→ Aim of the exercise: Set down every record below exactly as it stands, leaving out the pictures.

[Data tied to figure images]
::::::

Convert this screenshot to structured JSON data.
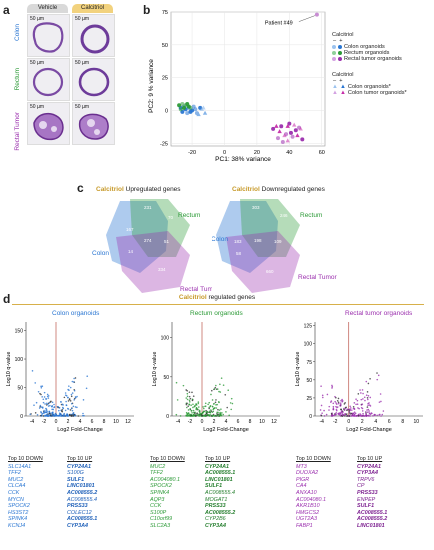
{
  "panels": {
    "a": "a",
    "b": "b",
    "c": "c",
    "d": "d"
  },
  "colors": {
    "colon": "#2a76d2",
    "rectum": "#2c9a37",
    "rectal_tumor": "#9b2fae",
    "gold": "#d7b04a",
    "vehicle_tab": "#d9d9d9",
    "calcitriol_tab": "#f2d27e"
  },
  "panel_a": {
    "col_vehicle": "Vehicle",
    "col_calcitriol": "Calcitriol",
    "rows": [
      "Colon",
      "Rectum",
      "Rectal Tumor"
    ],
    "scale": "50 µm"
  },
  "panel_b": {
    "annotation": "Patient #49",
    "legend": {
      "group1_title": "Calcitriol",
      "group1_signs": [
        "–",
        "+"
      ],
      "group1_items": [
        "Colon organoids",
        "Rectum organoids",
        "Rectal tumor organoids"
      ],
      "group2_title": "Calcitriol",
      "group2_signs": [
        "–",
        "+"
      ],
      "group2_items": [
        "Colon organoids*",
        "Colon tumor organoids*"
      ]
    }
  },
  "panel_c": {
    "left_title_a": "Calcitriol",
    "left_title_b": " Upregulated genes",
    "right_title_a": "Calcitriol",
    "right_title_b": " Downregulated genes",
    "set_colon": "Colon",
    "set_rectum": "Rectum",
    "set_tumor": "Rectal Tumor",
    "left_counts": {
      "colon_only": "167",
      "rectum_only": "70",
      "top_shared": "231",
      "center": "274",
      "right_mid": "51",
      "lower_left": "14",
      "tumor_only": "334"
    },
    "right_counts": {
      "colon_only": "183",
      "rectum_only": "246",
      "top_shared": "303",
      "center": "198",
      "right_mid": "109",
      "lower_left": "58",
      "tumor_only": "660"
    }
  },
  "panel_d": {
    "header_a": "Calcitriol",
    "header_b": " regulated genes",
    "ylabel": "Log10 q-value",
    "xlabel": "Log2 Fold-Change",
    "plots": [
      {
        "title": "Colon organoids",
        "yticks": [
          "150",
          "100",
          "50",
          "0"
        ],
        "xticks": [
          "-4",
          "-2",
          "0",
          "2",
          "4",
          "6",
          "8",
          "10",
          "12"
        ]
      },
      {
        "title": "Rectum organoids",
        "yticks": [
          "100",
          "50",
          "0"
        ],
        "xticks": [
          "-4",
          "-2",
          "0",
          "2",
          "4",
          "6",
          "8",
          "10",
          "12"
        ]
      },
      {
        "title": "Rectal tumor organoids",
        "yticks": [
          "125",
          "100",
          "75",
          "50",
          "25",
          "0"
        ],
        "xticks": [
          "-4",
          "-2",
          "0",
          "2",
          "4",
          "6",
          "8",
          "10"
        ]
      }
    ],
    "lists": [
      {
        "down_hd": "Top 10 DOWN",
        "up_hd": "Top 10 UP",
        "down": [
          "SLC14A1",
          "TFF2",
          "MUC2",
          "CLCA4",
          "CCK",
          "MYCN",
          "SPOCK2",
          "HS3ST2",
          "SPINK4",
          "KCNJ4"
        ],
        "up": [
          "CYP24A1",
          "S100G",
          "SULF1",
          "LINC01801",
          "AC008555.2",
          "AC008555.4",
          "PRSS33",
          "COLEC12",
          "AC008555.1",
          "CYP3A4"
        ],
        "up_bold": [
          0,
          2,
          3,
          4,
          6,
          8,
          9
        ]
      },
      {
        "down_hd": "Top 10 DOWN",
        "up_hd": "Top 10 UP",
        "down": [
          "MUC2",
          "TFF2",
          "AC004080.1",
          "SPOCK2",
          "SPINK4",
          "AQP3",
          "CCK",
          "S100P",
          "C10orf99",
          "SLC2A3"
        ],
        "up": [
          "CYP24A1",
          "AC008555.1",
          "LINC01801",
          "SULF1",
          "AC008555.4",
          "MOGAT1",
          "PRSS33",
          "AC008555.2",
          "CYP2B6",
          "CYP3A4"
        ],
        "up_bold": [
          0,
          1,
          2,
          3,
          6,
          7,
          9
        ]
      },
      {
        "down_hd": "Top 10 DOWN",
        "up_hd": "Top 10 UP",
        "down": [
          "MT3",
          "DUOXA2",
          "PIGR",
          "CA4",
          "ANXA10",
          "AC004080.1",
          "AKR1B10",
          "HMGCS2",
          "UGT2A3",
          "FABP1"
        ],
        "up": [
          "CYP24A1",
          "CYP3A4",
          "TRPV6",
          "CP",
          "PRSS33",
          "ENPEP",
          "SULF1",
          "AC008555.1",
          "AC008555.2",
          "LINC01801"
        ],
        "up_bold": [
          0,
          1,
          4,
          6,
          7,
          8,
          9
        ]
      }
    ]
  },
  "chart_data": [
    {
      "type": "scatter",
      "title": "",
      "xlabel": "PC1: 38% variance",
      "ylabel": "PC2: 9 % variance",
      "xlim": [
        -33,
        62
      ],
      "ylim": [
        -27,
        75
      ],
      "xticks": [
        -20,
        0,
        20,
        40,
        60
      ],
      "yticks": [
        -25,
        0,
        25,
        50,
        75
      ],
      "series": [
        {
          "name": "Colon organoids",
          "points": [
            [
              -27,
              2
            ],
            [
              -25,
              3
            ],
            [
              -24,
              1
            ],
            [
              -22,
              2
            ],
            [
              -20,
              0
            ],
            [
              -18,
              1
            ],
            [
              -26,
              -1
            ],
            [
              -23,
              -2
            ],
            [
              -21,
              -1
            ],
            [
              -19,
              3
            ],
            [
              -15,
              2
            ],
            [
              -17,
              -2
            ]
          ]
        },
        {
          "name": "Rectum organoids",
          "points": [
            [
              -28,
              4
            ],
            [
              -26,
              5
            ],
            [
              -25,
              2
            ],
            [
              -24,
              4
            ],
            [
              -22,
              3
            ],
            [
              -27,
              1
            ],
            [
              -23,
              5
            ],
            [
              -21,
              2
            ]
          ]
        },
        {
          "name": "Rectal tumor organoids",
          "points": [
            [
              30,
              -14
            ],
            [
              33,
              -21
            ],
            [
              35,
              -12
            ],
            [
              38,
              -18
            ],
            [
              40,
              -10
            ],
            [
              42,
              -20
            ],
            [
              44,
              -15
            ],
            [
              46,
              -13
            ],
            [
              48,
              -22
            ],
            [
              36,
              -24
            ],
            [
              41,
              -17
            ],
            [
              57,
              73
            ]
          ]
        },
        {
          "name": "Colon organoids*",
          "points": [
            [
              -16,
              -3
            ],
            [
              -14,
              1
            ],
            [
              -12,
              -2
            ],
            [
              -13,
              2
            ]
          ]
        },
        {
          "name": "Colon tumor organoids*",
          "points": [
            [
              32,
              -12
            ],
            [
              37,
              -19
            ],
            [
              39,
              -12
            ],
            [
              43,
              -11
            ],
            [
              45,
              -19
            ],
            [
              47,
              -14
            ],
            [
              34,
              -16
            ],
            [
              39,
              -23
            ]
          ]
        }
      ]
    }
  ]
}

::::::

→ Response to the task:
Convert this screenshot to structured JSON data.
{
  "panels": {
    "a": "a",
    "b": "b",
    "c": "c",
    "d": "d"
  },
  "colors": {
    "colon": "#2a76d2",
    "rectum": "#2c9a37",
    "rectal_tumor": "#9b2fae",
    "gold": "#d7b04a",
    "vehicle_tab": "#d9d9d9",
    "calcitriol_tab": "#f2d27e"
  },
  "panel_a": {
    "col_vehicle": "Vehicle",
    "col_calcitriol": "Calcitriol",
    "rows": [
      "Colon",
      "Rectum",
      "Rectal Tumor"
    ],
    "scale": "50 µm"
  },
  "panel_b": {
    "annotation": "Patient #49",
    "legend": {
      "group1_title": "Calcitriol",
      "group1_signs": [
        "–",
        "+"
      ],
      "group1_items": [
        "Colon organoids",
        "Rectum organoids",
        "Rectal tumor organoids"
      ],
      "group2_title": "Calcitriol",
      "group2_signs": [
        "–",
        "+"
      ],
      "group2_items": [
        "Colon organoids*",
        "Colon tumor organoids*"
      ]
    }
  },
  "panel_c": {
    "left_title_a": "Calcitriol",
    "left_title_b": " Upregulated genes",
    "right_title_a": "Calcitriol",
    "right_title_b": " Downregulated genes",
    "set_colon": "Colon",
    "set_rectum": "Rectum",
    "set_tumor": "Rectal Tumor",
    "left_counts": {
      "colon_only": "167",
      "rectum_only": "70",
      "top_shared": "231",
      "center": "274",
      "right_mid": "51",
      "lower_left": "14",
      "tumor_only": "334"
    },
    "right_counts": {
      "colon_only": "183",
      "rectum_only": "246",
      "top_shared": "303",
      "center": "198",
      "right_mid": "109",
      "lower_left": "58",
      "tumor_only": "660"
    }
  },
  "panel_d": {
    "header_a": "Calcitriol",
    "header_b": " regulated genes",
    "ylabel": "Log10 q-value",
    "xlabel": "Log2 Fold-Change",
    "plots": [
      {
        "title": "Colon organoids",
        "yticks": [
          "150",
          "100",
          "50",
          "0"
        ],
        "xticks": [
          "-4",
          "-2",
          "0",
          "2",
          "4",
          "6",
          "8",
          "10",
          "12"
        ]
      },
      {
        "title": "Rectum organoids",
        "yticks": [
          "100",
          "50",
          "0"
        ],
        "xticks": [
          "-4",
          "-2",
          "0",
          "2",
          "4",
          "6",
          "8",
          "10",
          "12"
        ]
      },
      {
        "title": "Rectal tumor organoids",
        "yticks": [
          "125",
          "100",
          "75",
          "50",
          "25",
          "0"
        ],
        "xticks": [
          "-4",
          "-2",
          "0",
          "2",
          "4",
          "6",
          "8",
          "10"
        ]
      }
    ],
    "lists": [
      {
        "down_hd": "Top 10 DOWN",
        "up_hd": "Top 10 UP",
        "down": [
          "SLC14A1",
          "TFF2",
          "MUC2",
          "CLCA4",
          "CCK",
          "MYCN",
          "SPOCK2",
          "HS3ST2",
          "SPINK4",
          "KCNJ4"
        ],
        "up": [
          "CYP24A1",
          "S100G",
          "SULF1",
          "LINC01801",
          "AC008555.2",
          "AC008555.4",
          "PRSS33",
          "COLEC12",
          "AC008555.1",
          "CYP3A4"
        ],
        "up_bold": [
          0,
          2,
          3,
          4,
          6,
          8,
          9
        ]
      },
      {
        "down_hd": "Top 10 DOWN",
        "up_hd": "Top 10 UP",
        "down": [
          "MUC2",
          "TFF2",
          "AC004080.1",
          "SPOCK2",
          "SPINK4",
          "AQP3",
          "CCK",
          "S100P",
          "C10orf99",
          "SLC2A3"
        ],
        "up": [
          "CYP24A1",
          "AC008555.1",
          "LINC01801",
          "SULF1",
          "AC008555.4",
          "MOGAT1",
          "PRSS33",
          "AC008555.2",
          "CYP2B6",
          "CYP3A4"
        ],
        "up_bold": [
          0,
          1,
          2,
          3,
          6,
          7,
          9
        ]
      },
      {
        "down_hd": "Top 10 DOWN",
        "up_hd": "Top 10 UP",
        "down": [
          "MT3",
          "DUOXA2",
          "PIGR",
          "CA4",
          "ANXA10",
          "AC004080.1",
          "AKR1B10",
          "HMGCS2",
          "UGT2A3",
          "FABP1"
        ],
        "up": [
          "CYP24A1",
          "CYP3A4",
          "TRPV6",
          "CP",
          "PRSS33",
          "ENPEP",
          "SULF1",
          "AC008555.1",
          "AC008555.2",
          "LINC01801"
        ],
        "up_bold": [
          0,
          1,
          4,
          6,
          7,
          8,
          9
        ]
      }
    ]
  },
  "chart_data": [
    {
      "type": "scatter",
      "title": "",
      "xlabel": "PC1: 38% variance",
      "ylabel": "PC2: 9 % variance",
      "xlim": [
        -33,
        62
      ],
      "ylim": [
        -27,
        75
      ],
      "xticks": [
        -20,
        0,
        20,
        40,
        60
      ],
      "yticks": [
        -25,
        0,
        25,
        50,
        75
      ],
      "series": [
        {
          "name": "Colon organoids",
          "points": [
            [
              -27,
              2
            ],
            [
              -25,
              3
            ],
            [
              -24,
              1
            ],
            [
              -22,
              2
            ],
            [
              -20,
              0
            ],
            [
              -18,
              1
            ],
            [
              -26,
              -1
            ],
            [
              -23,
              -2
            ],
            [
              -21,
              -1
            ],
            [
              -19,
              3
            ],
            [
              -15,
              2
            ],
            [
              -17,
              -2
            ]
          ]
        },
        {
          "name": "Rectum organoids",
          "points": [
            [
              -28,
              4
            ],
            [
              -26,
              5
            ],
            [
              -25,
              2
            ],
            [
              -24,
              4
            ],
            [
              -22,
              3
            ],
            [
              -27,
              1
            ],
            [
              -23,
              5
            ],
            [
              -21,
              2
            ]
          ]
        },
        {
          "name": "Rectal tumor organoids",
          "points": [
            [
              30,
              -14
            ],
            [
              33,
              -21
            ],
            [
              35,
              -12
            ],
            [
              38,
              -18
            ],
            [
              40,
              -10
            ],
            [
              42,
              -20
            ],
            [
              44,
              -15
            ],
            [
              46,
              -13
            ],
            [
              48,
              -22
            ],
            [
              36,
              -24
            ],
            [
              41,
              -17
            ],
            [
              57,
              73
            ]
          ]
        },
        {
          "name": "Colon organoids*",
          "points": [
            [
              -16,
              -3
            ],
            [
              -14,
              1
            ],
            [
              -12,
              -2
            ],
            [
              -13,
              2
            ]
          ]
        },
        {
          "name": "Colon tumor organoids*",
          "points": [
            [
              32,
              -12
            ],
            [
              37,
              -19
            ],
            [
              39,
              -12
            ],
            [
              43,
              -11
            ],
            [
              45,
              -19
            ],
            [
              47,
              -14
            ],
            [
              34,
              -16
            ],
            [
              39,
              -23
            ]
          ]
        }
      ]
    }
  ]
}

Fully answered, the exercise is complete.